DATASET EXTRACT:
******************************

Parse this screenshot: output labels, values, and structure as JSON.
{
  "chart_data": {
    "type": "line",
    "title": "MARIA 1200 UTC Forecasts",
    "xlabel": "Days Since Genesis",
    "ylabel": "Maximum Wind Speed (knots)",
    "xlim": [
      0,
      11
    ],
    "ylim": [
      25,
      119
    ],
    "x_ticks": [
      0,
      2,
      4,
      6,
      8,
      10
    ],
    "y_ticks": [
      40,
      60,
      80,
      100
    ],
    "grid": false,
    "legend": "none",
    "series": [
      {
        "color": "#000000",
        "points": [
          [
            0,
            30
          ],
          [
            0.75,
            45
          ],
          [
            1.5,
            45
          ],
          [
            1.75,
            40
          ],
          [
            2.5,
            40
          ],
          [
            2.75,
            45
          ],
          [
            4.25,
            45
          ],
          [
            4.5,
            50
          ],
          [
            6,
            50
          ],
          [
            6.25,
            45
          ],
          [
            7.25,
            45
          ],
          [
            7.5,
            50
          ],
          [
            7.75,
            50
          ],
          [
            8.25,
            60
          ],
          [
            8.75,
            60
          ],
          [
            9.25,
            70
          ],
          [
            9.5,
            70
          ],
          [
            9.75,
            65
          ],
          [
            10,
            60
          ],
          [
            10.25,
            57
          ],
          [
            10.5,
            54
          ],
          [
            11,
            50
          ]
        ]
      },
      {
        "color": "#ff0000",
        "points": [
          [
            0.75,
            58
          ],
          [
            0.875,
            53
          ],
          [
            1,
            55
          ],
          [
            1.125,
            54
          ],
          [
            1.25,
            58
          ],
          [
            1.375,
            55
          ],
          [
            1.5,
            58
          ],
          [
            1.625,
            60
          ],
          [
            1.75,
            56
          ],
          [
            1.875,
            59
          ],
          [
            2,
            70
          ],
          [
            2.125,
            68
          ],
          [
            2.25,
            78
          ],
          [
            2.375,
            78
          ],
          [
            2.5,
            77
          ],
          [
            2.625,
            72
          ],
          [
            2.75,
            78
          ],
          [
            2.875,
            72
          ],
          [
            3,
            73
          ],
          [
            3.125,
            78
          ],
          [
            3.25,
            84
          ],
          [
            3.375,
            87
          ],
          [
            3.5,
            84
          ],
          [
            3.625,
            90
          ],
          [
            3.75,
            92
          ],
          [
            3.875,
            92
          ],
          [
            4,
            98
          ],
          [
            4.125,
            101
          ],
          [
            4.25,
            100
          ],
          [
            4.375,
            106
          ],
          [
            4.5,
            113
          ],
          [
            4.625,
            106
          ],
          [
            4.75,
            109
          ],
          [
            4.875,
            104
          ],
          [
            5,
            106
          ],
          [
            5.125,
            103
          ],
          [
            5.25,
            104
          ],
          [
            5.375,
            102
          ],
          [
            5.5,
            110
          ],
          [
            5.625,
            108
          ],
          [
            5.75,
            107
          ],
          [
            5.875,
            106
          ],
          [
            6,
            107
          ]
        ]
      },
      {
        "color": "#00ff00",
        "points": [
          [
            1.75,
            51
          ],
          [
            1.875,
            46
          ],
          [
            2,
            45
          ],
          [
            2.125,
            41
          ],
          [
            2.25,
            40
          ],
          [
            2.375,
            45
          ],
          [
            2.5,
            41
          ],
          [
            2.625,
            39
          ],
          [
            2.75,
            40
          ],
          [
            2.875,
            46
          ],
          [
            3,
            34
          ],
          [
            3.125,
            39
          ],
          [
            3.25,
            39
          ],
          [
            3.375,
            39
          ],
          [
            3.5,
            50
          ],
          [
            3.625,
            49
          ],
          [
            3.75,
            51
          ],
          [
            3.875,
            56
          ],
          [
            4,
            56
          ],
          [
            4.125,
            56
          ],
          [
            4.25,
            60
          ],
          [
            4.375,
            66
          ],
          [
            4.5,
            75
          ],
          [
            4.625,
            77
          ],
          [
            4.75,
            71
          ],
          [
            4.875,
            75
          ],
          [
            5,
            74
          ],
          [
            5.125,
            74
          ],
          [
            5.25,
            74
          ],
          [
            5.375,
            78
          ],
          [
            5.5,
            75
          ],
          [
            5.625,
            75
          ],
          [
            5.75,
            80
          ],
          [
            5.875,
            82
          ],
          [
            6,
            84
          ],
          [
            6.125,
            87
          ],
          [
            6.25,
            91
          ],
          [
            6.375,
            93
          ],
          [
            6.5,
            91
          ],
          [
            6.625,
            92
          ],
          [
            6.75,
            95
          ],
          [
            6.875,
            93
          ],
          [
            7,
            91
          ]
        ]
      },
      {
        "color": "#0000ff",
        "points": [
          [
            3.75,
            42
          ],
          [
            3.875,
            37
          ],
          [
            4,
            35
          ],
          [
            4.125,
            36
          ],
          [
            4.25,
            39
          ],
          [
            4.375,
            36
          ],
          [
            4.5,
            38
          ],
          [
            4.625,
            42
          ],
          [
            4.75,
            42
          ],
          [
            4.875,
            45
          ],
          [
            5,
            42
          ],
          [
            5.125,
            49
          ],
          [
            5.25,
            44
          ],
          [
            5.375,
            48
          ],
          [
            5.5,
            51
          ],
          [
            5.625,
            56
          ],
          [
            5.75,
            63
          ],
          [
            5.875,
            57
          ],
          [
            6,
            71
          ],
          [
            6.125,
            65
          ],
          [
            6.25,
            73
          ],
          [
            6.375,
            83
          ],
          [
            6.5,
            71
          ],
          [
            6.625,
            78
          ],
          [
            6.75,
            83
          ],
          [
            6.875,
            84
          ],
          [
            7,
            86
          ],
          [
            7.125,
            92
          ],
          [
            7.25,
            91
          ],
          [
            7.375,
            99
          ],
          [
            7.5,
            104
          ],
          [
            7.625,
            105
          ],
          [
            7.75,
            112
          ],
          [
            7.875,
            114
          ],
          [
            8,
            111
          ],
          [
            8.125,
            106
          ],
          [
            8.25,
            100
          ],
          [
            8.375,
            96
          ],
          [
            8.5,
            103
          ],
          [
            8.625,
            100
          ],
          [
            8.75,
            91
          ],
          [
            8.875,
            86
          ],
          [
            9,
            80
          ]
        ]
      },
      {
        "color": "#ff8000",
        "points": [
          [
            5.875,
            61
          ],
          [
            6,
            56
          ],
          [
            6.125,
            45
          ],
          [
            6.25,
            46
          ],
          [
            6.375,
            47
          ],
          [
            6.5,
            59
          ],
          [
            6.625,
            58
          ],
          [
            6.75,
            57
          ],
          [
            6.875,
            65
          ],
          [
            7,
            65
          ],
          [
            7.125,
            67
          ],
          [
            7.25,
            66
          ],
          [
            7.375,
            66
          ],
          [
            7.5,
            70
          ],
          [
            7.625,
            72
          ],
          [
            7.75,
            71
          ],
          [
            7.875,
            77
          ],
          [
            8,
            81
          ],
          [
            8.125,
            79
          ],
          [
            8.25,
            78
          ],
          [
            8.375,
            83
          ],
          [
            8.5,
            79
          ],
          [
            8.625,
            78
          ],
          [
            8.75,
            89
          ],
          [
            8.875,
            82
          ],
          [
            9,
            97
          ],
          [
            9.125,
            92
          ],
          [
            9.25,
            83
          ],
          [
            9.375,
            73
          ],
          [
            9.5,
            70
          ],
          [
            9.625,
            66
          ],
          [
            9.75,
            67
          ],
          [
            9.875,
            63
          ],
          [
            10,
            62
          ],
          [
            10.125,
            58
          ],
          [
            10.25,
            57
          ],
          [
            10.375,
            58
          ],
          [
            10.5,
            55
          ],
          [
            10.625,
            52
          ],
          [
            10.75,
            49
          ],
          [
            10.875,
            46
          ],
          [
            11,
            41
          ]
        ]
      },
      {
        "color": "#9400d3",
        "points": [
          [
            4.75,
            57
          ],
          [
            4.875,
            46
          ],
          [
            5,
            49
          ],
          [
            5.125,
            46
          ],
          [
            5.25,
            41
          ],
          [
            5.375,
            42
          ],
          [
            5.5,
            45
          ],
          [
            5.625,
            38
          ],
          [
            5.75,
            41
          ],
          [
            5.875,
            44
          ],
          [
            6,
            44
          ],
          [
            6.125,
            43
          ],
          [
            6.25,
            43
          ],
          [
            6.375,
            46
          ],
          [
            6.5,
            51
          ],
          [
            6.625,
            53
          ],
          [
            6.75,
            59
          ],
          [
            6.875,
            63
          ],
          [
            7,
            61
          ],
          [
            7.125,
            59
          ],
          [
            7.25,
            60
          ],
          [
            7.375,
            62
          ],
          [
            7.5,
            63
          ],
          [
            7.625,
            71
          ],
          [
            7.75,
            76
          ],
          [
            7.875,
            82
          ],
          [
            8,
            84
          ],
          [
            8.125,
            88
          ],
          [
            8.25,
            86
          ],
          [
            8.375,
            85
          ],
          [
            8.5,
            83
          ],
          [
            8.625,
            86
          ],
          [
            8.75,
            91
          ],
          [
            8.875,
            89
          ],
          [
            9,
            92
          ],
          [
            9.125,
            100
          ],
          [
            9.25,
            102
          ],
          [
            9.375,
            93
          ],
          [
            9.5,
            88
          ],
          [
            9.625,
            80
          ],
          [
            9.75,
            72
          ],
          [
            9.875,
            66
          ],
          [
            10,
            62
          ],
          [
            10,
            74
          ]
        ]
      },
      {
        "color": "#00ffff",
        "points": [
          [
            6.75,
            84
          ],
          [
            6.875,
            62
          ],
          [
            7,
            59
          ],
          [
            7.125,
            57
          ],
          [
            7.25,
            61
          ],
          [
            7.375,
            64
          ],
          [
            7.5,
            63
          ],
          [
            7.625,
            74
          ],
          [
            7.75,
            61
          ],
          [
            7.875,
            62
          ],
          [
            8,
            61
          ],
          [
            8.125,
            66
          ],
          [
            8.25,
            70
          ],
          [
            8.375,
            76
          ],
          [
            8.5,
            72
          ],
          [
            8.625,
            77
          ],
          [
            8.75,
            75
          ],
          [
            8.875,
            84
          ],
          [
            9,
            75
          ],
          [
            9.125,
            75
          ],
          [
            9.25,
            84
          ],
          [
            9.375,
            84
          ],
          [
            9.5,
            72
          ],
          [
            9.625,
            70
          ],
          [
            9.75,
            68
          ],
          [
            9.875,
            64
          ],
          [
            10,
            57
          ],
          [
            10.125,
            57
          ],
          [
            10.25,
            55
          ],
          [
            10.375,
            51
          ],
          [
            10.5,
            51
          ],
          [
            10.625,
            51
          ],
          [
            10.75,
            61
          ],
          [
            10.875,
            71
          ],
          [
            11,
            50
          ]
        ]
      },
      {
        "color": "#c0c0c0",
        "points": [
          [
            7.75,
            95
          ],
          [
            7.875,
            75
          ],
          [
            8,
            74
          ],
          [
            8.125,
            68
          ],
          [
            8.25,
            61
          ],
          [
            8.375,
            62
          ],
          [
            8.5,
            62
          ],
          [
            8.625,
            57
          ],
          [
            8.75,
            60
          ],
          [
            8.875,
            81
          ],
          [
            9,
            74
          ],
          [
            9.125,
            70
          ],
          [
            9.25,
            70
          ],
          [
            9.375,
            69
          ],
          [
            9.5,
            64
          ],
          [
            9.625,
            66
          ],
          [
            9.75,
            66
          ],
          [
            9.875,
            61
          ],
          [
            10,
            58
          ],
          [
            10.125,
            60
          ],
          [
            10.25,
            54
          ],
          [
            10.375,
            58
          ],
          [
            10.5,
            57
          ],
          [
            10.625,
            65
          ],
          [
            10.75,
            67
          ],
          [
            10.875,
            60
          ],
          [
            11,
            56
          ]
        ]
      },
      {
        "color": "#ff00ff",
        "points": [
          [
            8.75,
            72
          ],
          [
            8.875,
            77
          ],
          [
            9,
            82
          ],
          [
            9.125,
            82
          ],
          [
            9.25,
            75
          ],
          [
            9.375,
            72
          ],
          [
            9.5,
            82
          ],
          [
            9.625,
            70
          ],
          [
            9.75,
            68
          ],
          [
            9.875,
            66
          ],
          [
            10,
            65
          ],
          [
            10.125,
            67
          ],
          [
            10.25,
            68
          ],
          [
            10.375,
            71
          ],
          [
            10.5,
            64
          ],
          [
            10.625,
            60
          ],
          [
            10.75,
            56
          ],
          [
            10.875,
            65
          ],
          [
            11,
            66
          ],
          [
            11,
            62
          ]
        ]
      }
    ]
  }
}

******************************

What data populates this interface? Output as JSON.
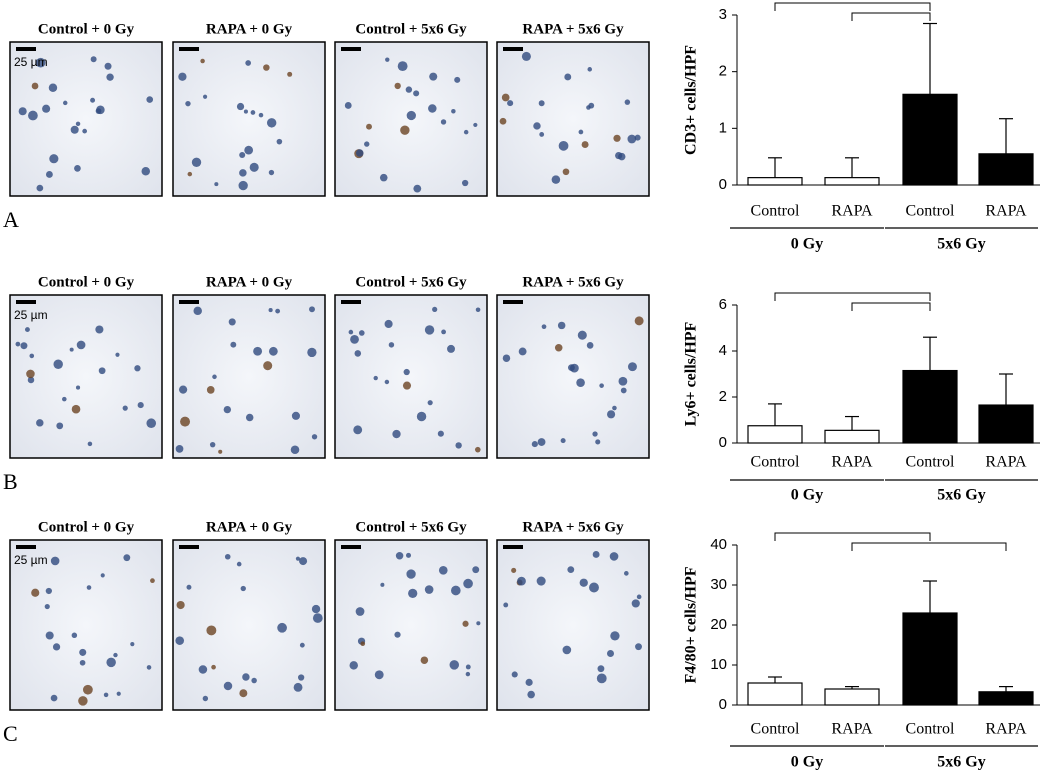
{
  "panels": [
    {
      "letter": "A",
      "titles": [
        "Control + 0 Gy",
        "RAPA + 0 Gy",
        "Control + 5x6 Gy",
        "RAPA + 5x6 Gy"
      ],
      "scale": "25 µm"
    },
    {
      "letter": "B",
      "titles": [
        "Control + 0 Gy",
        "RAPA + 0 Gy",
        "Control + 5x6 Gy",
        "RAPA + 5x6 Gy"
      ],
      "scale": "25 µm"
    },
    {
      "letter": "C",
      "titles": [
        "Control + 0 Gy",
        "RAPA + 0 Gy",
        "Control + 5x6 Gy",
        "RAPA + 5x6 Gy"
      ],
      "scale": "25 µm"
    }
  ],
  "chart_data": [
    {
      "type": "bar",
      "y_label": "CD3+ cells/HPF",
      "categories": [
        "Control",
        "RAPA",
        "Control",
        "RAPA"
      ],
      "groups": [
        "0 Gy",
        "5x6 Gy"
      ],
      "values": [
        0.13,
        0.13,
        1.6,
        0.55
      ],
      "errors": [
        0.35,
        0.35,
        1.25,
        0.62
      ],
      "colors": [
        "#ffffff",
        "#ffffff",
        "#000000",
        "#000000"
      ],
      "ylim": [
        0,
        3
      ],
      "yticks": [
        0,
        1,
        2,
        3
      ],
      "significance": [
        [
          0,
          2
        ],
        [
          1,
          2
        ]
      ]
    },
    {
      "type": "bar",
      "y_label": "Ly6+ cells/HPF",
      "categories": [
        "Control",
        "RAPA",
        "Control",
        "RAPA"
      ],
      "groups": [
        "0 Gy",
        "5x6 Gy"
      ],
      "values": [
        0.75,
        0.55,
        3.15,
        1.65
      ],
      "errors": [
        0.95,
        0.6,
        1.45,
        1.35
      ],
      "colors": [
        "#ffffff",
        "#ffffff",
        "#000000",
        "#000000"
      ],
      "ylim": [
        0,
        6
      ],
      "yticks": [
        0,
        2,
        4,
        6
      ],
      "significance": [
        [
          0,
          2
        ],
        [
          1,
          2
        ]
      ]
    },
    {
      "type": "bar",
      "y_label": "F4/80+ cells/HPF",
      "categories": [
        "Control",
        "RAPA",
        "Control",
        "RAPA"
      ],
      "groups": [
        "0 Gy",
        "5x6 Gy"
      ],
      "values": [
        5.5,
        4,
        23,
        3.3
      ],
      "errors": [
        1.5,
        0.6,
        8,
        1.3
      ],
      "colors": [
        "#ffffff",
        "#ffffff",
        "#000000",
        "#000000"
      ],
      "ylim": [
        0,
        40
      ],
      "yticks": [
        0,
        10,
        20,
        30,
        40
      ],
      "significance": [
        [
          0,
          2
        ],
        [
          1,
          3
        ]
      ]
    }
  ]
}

******************************

WORK REQUEST: When the word "cells" shows up in a line of the entries, report that line.

RESPONSE TO THIS TASK:
      "y_label": "CD3+ cells/HPF",
      "y_label": "Ly6+ cells/HPF",
      "y_label": "F4/80+ cells/HPF",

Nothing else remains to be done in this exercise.